Data items:

★ ★ ★ ★

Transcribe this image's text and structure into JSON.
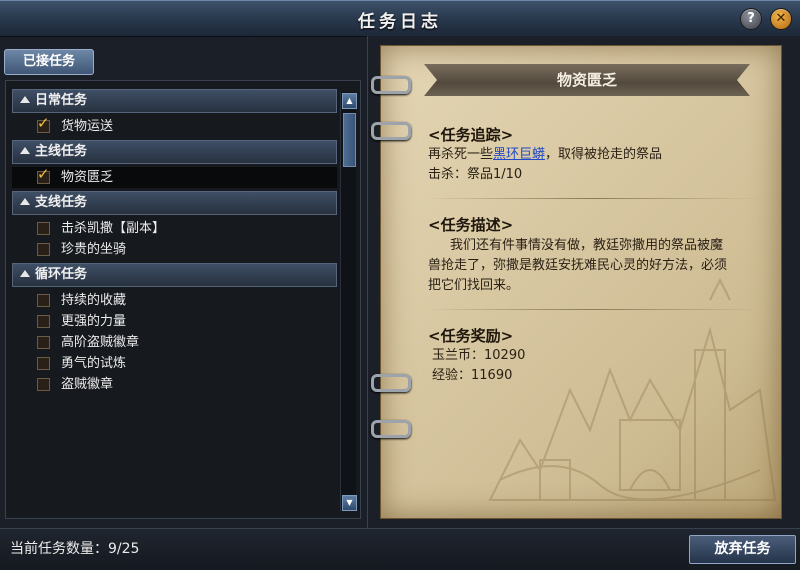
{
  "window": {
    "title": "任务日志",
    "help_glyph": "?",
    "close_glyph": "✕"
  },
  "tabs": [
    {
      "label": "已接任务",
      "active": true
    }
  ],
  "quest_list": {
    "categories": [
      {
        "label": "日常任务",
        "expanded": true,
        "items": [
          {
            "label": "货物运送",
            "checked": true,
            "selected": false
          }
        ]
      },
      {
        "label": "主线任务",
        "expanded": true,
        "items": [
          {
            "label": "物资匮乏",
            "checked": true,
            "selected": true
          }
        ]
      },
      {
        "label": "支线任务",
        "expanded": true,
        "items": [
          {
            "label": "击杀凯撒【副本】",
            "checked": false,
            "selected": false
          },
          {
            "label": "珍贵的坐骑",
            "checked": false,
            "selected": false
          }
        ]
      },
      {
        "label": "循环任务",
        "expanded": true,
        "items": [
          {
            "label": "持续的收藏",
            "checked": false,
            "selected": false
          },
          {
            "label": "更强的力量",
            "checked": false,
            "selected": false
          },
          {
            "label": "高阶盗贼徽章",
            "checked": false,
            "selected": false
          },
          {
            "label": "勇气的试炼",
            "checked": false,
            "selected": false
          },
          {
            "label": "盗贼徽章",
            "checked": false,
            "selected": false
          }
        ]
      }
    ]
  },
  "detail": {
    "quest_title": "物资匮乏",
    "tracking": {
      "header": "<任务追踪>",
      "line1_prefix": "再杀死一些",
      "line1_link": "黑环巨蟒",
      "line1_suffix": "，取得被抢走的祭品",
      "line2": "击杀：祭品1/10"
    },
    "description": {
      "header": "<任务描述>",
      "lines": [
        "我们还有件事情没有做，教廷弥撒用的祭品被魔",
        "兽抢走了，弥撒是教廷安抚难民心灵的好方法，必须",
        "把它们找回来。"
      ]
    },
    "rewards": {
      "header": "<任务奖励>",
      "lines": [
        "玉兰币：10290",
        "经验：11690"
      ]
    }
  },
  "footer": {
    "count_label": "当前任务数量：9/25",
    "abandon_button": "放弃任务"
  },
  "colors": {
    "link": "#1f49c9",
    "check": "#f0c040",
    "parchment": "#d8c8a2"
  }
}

★ ★ ★ ★

WHAT THIS TASK INVOLVES: Please set down each line of the data above exactly as written, without the pictures.

ANSWER IN FULL:
Transcribe this image's text and structure into JSON.
{
  "window": {
    "title": "任务日志",
    "help_glyph": "?",
    "close_glyph": "✕"
  },
  "tabs": [
    {
      "label": "已接任务",
      "active": true
    }
  ],
  "quest_list": {
    "categories": [
      {
        "label": "日常任务",
        "expanded": true,
        "items": [
          {
            "label": "货物运送",
            "checked": true,
            "selected": false
          }
        ]
      },
      {
        "label": "主线任务",
        "expanded": true,
        "items": [
          {
            "label": "物资匮乏",
            "checked": true,
            "selected": true
          }
        ]
      },
      {
        "label": "支线任务",
        "expanded": true,
        "items": [
          {
            "label": "击杀凯撒【副本】",
            "checked": false,
            "selected": false
          },
          {
            "label": "珍贵的坐骑",
            "checked": false,
            "selected": false
          }
        ]
      },
      {
        "label": "循环任务",
        "expanded": true,
        "items": [
          {
            "label": "持续的收藏",
            "checked": false,
            "selected": false
          },
          {
            "label": "更强的力量",
            "checked": false,
            "selected": false
          },
          {
            "label": "高阶盗贼徽章",
            "checked": false,
            "selected": false
          },
          {
            "label": "勇气的试炼",
            "checked": false,
            "selected": false
          },
          {
            "label": "盗贼徽章",
            "checked": false,
            "selected": false
          }
        ]
      }
    ]
  },
  "detail": {
    "quest_title": "物资匮乏",
    "tracking": {
      "header": "<任务追踪>",
      "line1_prefix": "再杀死一些",
      "line1_link": "黑环巨蟒",
      "line1_suffix": "，取得被抢走的祭品",
      "line2": "击杀：祭品1/10"
    },
    "description": {
      "header": "<任务描述>",
      "lines": [
        "我们还有件事情没有做，教廷弥撒用的祭品被魔",
        "兽抢走了，弥撒是教廷安抚难民心灵的好方法，必须",
        "把它们找回来。"
      ]
    },
    "rewards": {
      "header": "<任务奖励>",
      "lines": [
        "玉兰币：10290",
        "经验：11690"
      ]
    }
  },
  "footer": {
    "count_label": "当前任务数量：9/25",
    "abandon_button": "放弃任务"
  },
  "colors": {
    "link": "#1f49c9",
    "check": "#f0c040",
    "parchment": "#d8c8a2"
  }
}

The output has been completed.